■ Figure dataset records ■
<<<<
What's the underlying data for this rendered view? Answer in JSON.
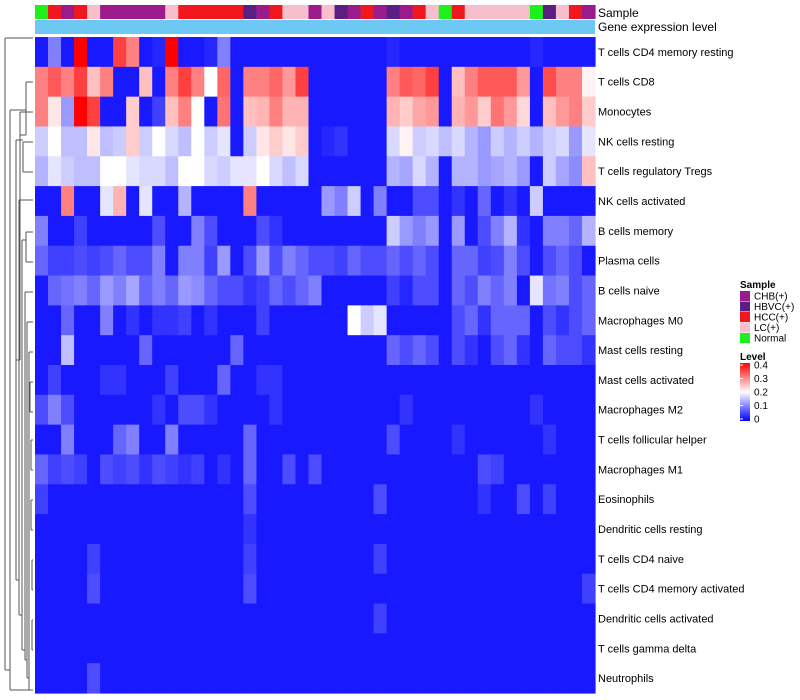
{
  "chart_data": {
    "type": "heatmap",
    "title": "",
    "annotation_titles": {
      "top": "Sample",
      "bottom": "Gene expression level"
    },
    "annotation_bar_color": "#6EC8F4",
    "sample_groups": [
      "CHB(+)",
      "HBVC(+)",
      "HCC(+)",
      "LC(+)",
      "Normal"
    ],
    "sample_group_colors": {
      "CHB(+)": "#9B1B8C",
      "HBVC(+)": "#5A1E84",
      "HCC(+)": "#F0181E",
      "LC(+)": "#F6BFCB",
      "Normal": "#1EF01E"
    },
    "columns": [
      "Normal",
      "HCC(+)",
      "CHB(+)",
      "HCC(+)",
      "LC(+)",
      "CHB(+)",
      "CHB(+)",
      "CHB(+)",
      "CHB(+)",
      "CHB(+)",
      "LC(+)",
      "HCC(+)",
      "HCC(+)",
      "HCC(+)",
      "HCC(+)",
      "HCC(+)",
      "HBVC(+)",
      "CHB(+)",
      "HCC(+)",
      "LC(+)",
      "LC(+)",
      "CHB(+)",
      "LC(+)",
      "HBVC(+)",
      "CHB(+)",
      "HCC(+)",
      "CHB(+)",
      "HBVC(+)",
      "CHB(+)",
      "HCC(+)",
      "LC(+)",
      "Normal",
      "HCC(+)",
      "LC(+)",
      "LC(+)",
      "LC(+)",
      "LC(+)",
      "LC(+)",
      "Normal",
      "HBVC(+)",
      "LC(+)",
      "HCC(+)",
      "CHB(+)"
    ],
    "rows": [
      "T cells CD4 memory resting",
      "T cells CD8",
      "Monocytes",
      "NK cells resting",
      "T cells regulatory  Tregs",
      "NK cells activated",
      "B cells memory",
      "Plasma cells",
      "B cells naive",
      "Macrophages M0",
      "Mast cells resting",
      "Mast cells activated",
      "Macrophages M2",
      "T cells follicular helper",
      "Macrophages M1",
      "Eosinophils",
      "Dendritic cells resting",
      "T cells CD4 naive",
      "T cells CD4 memory activated",
      "Dendritic cells activated",
      "T cells gamma delta",
      "Neutrophils"
    ],
    "values": [
      [
        0.02,
        0.1,
        0.02,
        0.4,
        0.02,
        0.02,
        0.35,
        0.3,
        0.02,
        0.03,
        0.4,
        0.02,
        0.02,
        0.03,
        0.1,
        0.02,
        0.02,
        0.02,
        0.02,
        0.02,
        0.02,
        0.02,
        0.02,
        0.02,
        0.02,
        0.02,
        0.02,
        0.03,
        0.02,
        0.02,
        0.02,
        0.02,
        0.02,
        0.02,
        0.02,
        0.02,
        0.02,
        0.02,
        0.03,
        0.02,
        0.02,
        0.02,
        0.02
      ],
      [
        0.3,
        0.33,
        0.3,
        0.35,
        0.25,
        0.3,
        0.02,
        0.02,
        0.25,
        0.02,
        0.3,
        0.35,
        0.3,
        0.2,
        0.32,
        0.02,
        0.3,
        0.3,
        0.32,
        0.28,
        0.35,
        0.02,
        0.02,
        0.02,
        0.02,
        0.02,
        0.02,
        0.3,
        0.33,
        0.32,
        0.35,
        0.02,
        0.25,
        0.3,
        0.33,
        0.33,
        0.33,
        0.28,
        0.02,
        0.34,
        0.3,
        0.3,
        0.21
      ],
      [
        0.3,
        0.22,
        0.12,
        0.4,
        0.35,
        0.02,
        0.02,
        0.24,
        0.02,
        0.05,
        0.25,
        0.3,
        0.2,
        0.02,
        0.31,
        0.02,
        0.25,
        0.26,
        0.3,
        0.26,
        0.26,
        0.02,
        0.02,
        0.02,
        0.02,
        0.02,
        0.02,
        0.26,
        0.24,
        0.27,
        0.28,
        0.02,
        0.26,
        0.28,
        0.24,
        0.31,
        0.28,
        0.23,
        0.02,
        0.25,
        0.28,
        0.3,
        0.24
      ],
      [
        0.16,
        0.2,
        0.15,
        0.15,
        0.22,
        0.15,
        0.16,
        0.24,
        0.16,
        0.2,
        0.17,
        0.15,
        0.2,
        0.16,
        0.18,
        0.02,
        0.16,
        0.22,
        0.24,
        0.22,
        0.24,
        0.02,
        0.03,
        0.04,
        0.02,
        0.02,
        0.02,
        0.17,
        0.21,
        0.16,
        0.17,
        0.15,
        0.17,
        0.14,
        0.12,
        0.16,
        0.14,
        0.16,
        0.14,
        0.16,
        0.17,
        0.12,
        0.18
      ],
      [
        0.14,
        0.18,
        0.16,
        0.15,
        0.15,
        0.2,
        0.2,
        0.18,
        0.17,
        0.17,
        0.15,
        0.2,
        0.2,
        0.17,
        0.16,
        0.18,
        0.18,
        0.2,
        0.17,
        0.15,
        0.17,
        0.02,
        0.02,
        0.02,
        0.02,
        0.02,
        0.02,
        0.14,
        0.13,
        0.17,
        0.14,
        0.02,
        0.14,
        0.14,
        0.12,
        0.13,
        0.14,
        0.12,
        0.02,
        0.16,
        0.13,
        0.11,
        0.25
      ],
      [
        0.02,
        0.02,
        0.3,
        0.02,
        0.02,
        0.18,
        0.26,
        0.02,
        0.18,
        0.02,
        0.02,
        0.14,
        0.02,
        0.02,
        0.02,
        0.02,
        0.3,
        0.02,
        0.02,
        0.02,
        0.02,
        0.02,
        0.12,
        0.1,
        0.16,
        0.02,
        0.1,
        0.02,
        0.02,
        0.06,
        0.06,
        0.02,
        0.04,
        0.02,
        0.08,
        0.02,
        0.04,
        0.02,
        0.16,
        0.02,
        0.02,
        0.02,
        0.02
      ],
      [
        0.1,
        0.02,
        0.02,
        0.05,
        0.02,
        0.02,
        0.02,
        0.02,
        0.02,
        0.06,
        0.02,
        0.02,
        0.1,
        0.06,
        0.02,
        0.02,
        0.02,
        0.06,
        0.04,
        0.02,
        0.02,
        0.02,
        0.02,
        0.02,
        0.02,
        0.02,
        0.02,
        0.16,
        0.12,
        0.1,
        0.12,
        0.02,
        0.12,
        0.02,
        0.06,
        0.1,
        0.14,
        0.04,
        0.02,
        0.1,
        0.1,
        0.08,
        0.14
      ],
      [
        0.08,
        0.05,
        0.05,
        0.06,
        0.05,
        0.06,
        0.08,
        0.06,
        0.06,
        0.1,
        0.02,
        0.1,
        0.1,
        0.05,
        0.12,
        0.02,
        0.06,
        0.12,
        0.06,
        0.1,
        0.08,
        0.06,
        0.06,
        0.05,
        0.08,
        0.06,
        0.06,
        0.08,
        0.06,
        0.08,
        0.06,
        0.02,
        0.08,
        0.08,
        0.05,
        0.06,
        0.1,
        0.06,
        0.02,
        0.06,
        0.08,
        0.06,
        0.02
      ],
      [
        0.02,
        0.08,
        0.09,
        0.1,
        0.08,
        0.12,
        0.1,
        0.13,
        0.08,
        0.1,
        0.08,
        0.12,
        0.11,
        0.08,
        0.06,
        0.06,
        0.04,
        0.05,
        0.08,
        0.06,
        0.08,
        0.1,
        0.02,
        0.02,
        0.02,
        0.02,
        0.02,
        0.05,
        0.03,
        0.06,
        0.06,
        0.02,
        0.08,
        0.06,
        0.1,
        0.08,
        0.1,
        0.02,
        0.18,
        0.09,
        0.1,
        0.06,
        0.08
      ],
      [
        0.02,
        0.02,
        0.08,
        0.02,
        0.02,
        0.1,
        0.02,
        0.04,
        0.02,
        0.04,
        0.04,
        0.05,
        0.02,
        0.04,
        0.02,
        0.02,
        0.02,
        0.05,
        0.02,
        0.02,
        0.02,
        0.02,
        0.02,
        0.02,
        0.2,
        0.16,
        0.18,
        0.02,
        0.02,
        0.02,
        0.02,
        0.02,
        0.06,
        0.08,
        0.04,
        0.08,
        0.08,
        0.08,
        0.02,
        0.06,
        0.04,
        0.06,
        0.08
      ],
      [
        0.02,
        0.02,
        0.15,
        0.02,
        0.02,
        0.02,
        0.02,
        0.02,
        0.08,
        0.02,
        0.02,
        0.02,
        0.02,
        0.02,
        0.02,
        0.08,
        0.02,
        0.02,
        0.02,
        0.02,
        0.02,
        0.02,
        0.02,
        0.02,
        0.02,
        0.02,
        0.02,
        0.08,
        0.06,
        0.08,
        0.06,
        0.02,
        0.06,
        0.04,
        0.02,
        0.06,
        0.08,
        0.04,
        0.02,
        0.08,
        0.06,
        0.06,
        0.04
      ],
      [
        0.02,
        0.05,
        0.02,
        0.02,
        0.02,
        0.04,
        0.04,
        0.02,
        0.02,
        0.02,
        0.05,
        0.02,
        0.02,
        0.02,
        0.08,
        0.02,
        0.02,
        0.04,
        0.04,
        0.02,
        0.02,
        0.02,
        0.02,
        0.02,
        0.02,
        0.02,
        0.02,
        0.02,
        0.02,
        0.02,
        0.02,
        0.02,
        0.02,
        0.02,
        0.02,
        0.02,
        0.02,
        0.02,
        0.02,
        0.02,
        0.02,
        0.02,
        0.02
      ],
      [
        0.06,
        0.1,
        0.06,
        0.02,
        0.02,
        0.02,
        0.02,
        0.02,
        0.02,
        0.04,
        0.02,
        0.06,
        0.06,
        0.04,
        0.02,
        0.02,
        0.02,
        0.02,
        0.04,
        0.02,
        0.02,
        0.02,
        0.02,
        0.02,
        0.02,
        0.02,
        0.02,
        0.02,
        0.04,
        0.02,
        0.02,
        0.02,
        0.02,
        0.02,
        0.02,
        0.02,
        0.02,
        0.02,
        0.04,
        0.02,
        0.02,
        0.02,
        0.02
      ],
      [
        0.02,
        0.02,
        0.1,
        0.02,
        0.02,
        0.02,
        0.08,
        0.1,
        0.02,
        0.02,
        0.1,
        0.02,
        0.02,
        0.02,
        0.02,
        0.02,
        0.08,
        0.02,
        0.02,
        0.02,
        0.02,
        0.02,
        0.02,
        0.02,
        0.02,
        0.02,
        0.02,
        0.06,
        0.02,
        0.02,
        0.02,
        0.02,
        0.04,
        0.02,
        0.02,
        0.02,
        0.02,
        0.02,
        0.02,
        0.04,
        0.02,
        0.02,
        0.02
      ],
      [
        0.08,
        0.05,
        0.06,
        0.05,
        0.02,
        0.06,
        0.05,
        0.06,
        0.04,
        0.06,
        0.05,
        0.04,
        0.05,
        0.02,
        0.04,
        0.02,
        0.08,
        0.02,
        0.02,
        0.06,
        0.02,
        0.06,
        0.02,
        0.02,
        0.02,
        0.02,
        0.02,
        0.02,
        0.02,
        0.02,
        0.02,
        0.02,
        0.02,
        0.02,
        0.06,
        0.05,
        0.02,
        0.02,
        0.02,
        0.02,
        0.02,
        0.02,
        0.02
      ],
      [
        0.05,
        0.02,
        0.02,
        0.02,
        0.02,
        0.02,
        0.02,
        0.02,
        0.02,
        0.02,
        0.02,
        0.02,
        0.02,
        0.02,
        0.02,
        0.02,
        0.06,
        0.02,
        0.02,
        0.02,
        0.02,
        0.02,
        0.02,
        0.02,
        0.02,
        0.02,
        0.06,
        0.02,
        0.02,
        0.02,
        0.02,
        0.02,
        0.02,
        0.02,
        0.04,
        0.02,
        0.02,
        0.06,
        0.02,
        0.05,
        0.02,
        0.02,
        0.02
      ],
      [
        0.02,
        0.02,
        0.02,
        0.02,
        0.02,
        0.02,
        0.02,
        0.02,
        0.02,
        0.02,
        0.02,
        0.02,
        0.02,
        0.02,
        0.02,
        0.02,
        0.04,
        0.02,
        0.02,
        0.02,
        0.02,
        0.02,
        0.02,
        0.02,
        0.02,
        0.02,
        0.02,
        0.02,
        0.02,
        0.02,
        0.02,
        0.02,
        0.02,
        0.02,
        0.02,
        0.02,
        0.02,
        0.02,
        0.02,
        0.02,
        0.02,
        0.02,
        0.02
      ],
      [
        0.02,
        0.02,
        0.02,
        0.02,
        0.05,
        0.02,
        0.02,
        0.02,
        0.02,
        0.02,
        0.02,
        0.02,
        0.02,
        0.02,
        0.02,
        0.02,
        0.05,
        0.02,
        0.02,
        0.02,
        0.02,
        0.02,
        0.02,
        0.02,
        0.02,
        0.02,
        0.05,
        0.02,
        0.02,
        0.02,
        0.02,
        0.02,
        0.02,
        0.02,
        0.02,
        0.02,
        0.02,
        0.02,
        0.02,
        0.02,
        0.02,
        0.02,
        0.02
      ],
      [
        0.02,
        0.02,
        0.02,
        0.02,
        0.06,
        0.02,
        0.02,
        0.02,
        0.02,
        0.02,
        0.02,
        0.02,
        0.02,
        0.02,
        0.02,
        0.02,
        0.06,
        0.02,
        0.02,
        0.02,
        0.02,
        0.02,
        0.02,
        0.02,
        0.02,
        0.02,
        0.02,
        0.02,
        0.02,
        0.02,
        0.02,
        0.02,
        0.02,
        0.02,
        0.02,
        0.02,
        0.02,
        0.02,
        0.02,
        0.02,
        0.02,
        0.02,
        0.05
      ],
      [
        0.02,
        0.02,
        0.02,
        0.02,
        0.02,
        0.02,
        0.02,
        0.02,
        0.02,
        0.02,
        0.02,
        0.02,
        0.02,
        0.02,
        0.02,
        0.02,
        0.02,
        0.02,
        0.02,
        0.02,
        0.02,
        0.02,
        0.02,
        0.02,
        0.02,
        0.02,
        0.05,
        0.02,
        0.02,
        0.02,
        0.02,
        0.02,
        0.02,
        0.02,
        0.02,
        0.02,
        0.02,
        0.02,
        0.02,
        0.02,
        0.02,
        0.02,
        0.02
      ],
      [
        0.02,
        0.02,
        0.02,
        0.02,
        0.02,
        0.02,
        0.02,
        0.02,
        0.02,
        0.02,
        0.02,
        0.02,
        0.02,
        0.02,
        0.02,
        0.02,
        0.02,
        0.02,
        0.02,
        0.02,
        0.02,
        0.02,
        0.02,
        0.02,
        0.02,
        0.02,
        0.02,
        0.02,
        0.02,
        0.02,
        0.02,
        0.02,
        0.02,
        0.02,
        0.02,
        0.02,
        0.02,
        0.02,
        0.02,
        0.02,
        0.02,
        0.02,
        0.02
      ],
      [
        0.02,
        0.02,
        0.02,
        0.02,
        0.06,
        0.02,
        0.02,
        0.02,
        0.02,
        0.02,
        0.02,
        0.02,
        0.02,
        0.02,
        0.02,
        0.02,
        0.02,
        0.02,
        0.02,
        0.02,
        0.02,
        0.02,
        0.02,
        0.02,
        0.02,
        0.02,
        0.02,
        0.02,
        0.02,
        0.02,
        0.02,
        0.02,
        0.02,
        0.02,
        0.02,
        0.02,
        0.02,
        0.02,
        0.02,
        0.02,
        0.02,
        0.02,
        0.02
      ]
    ],
    "color_scale": {
      "low": "#0000FF",
      "mid": "#FFFFFF",
      "high": "#FF0000",
      "min": 0,
      "mid_value": 0.2,
      "max": 0.4
    },
    "legend": {
      "sample_title": "Sample",
      "level_title": "Level",
      "level_ticks": [
        "0.4",
        "0.3",
        "0.2",
        "0.1",
        "0"
      ],
      "placement": "right"
    },
    "dendrogram": "rows"
  }
}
>>>>
■ EXERCISE ■
Each line above holding the string "resting" counts once; please report the total and nothing more.

■ WRITTEN REPLY ■
4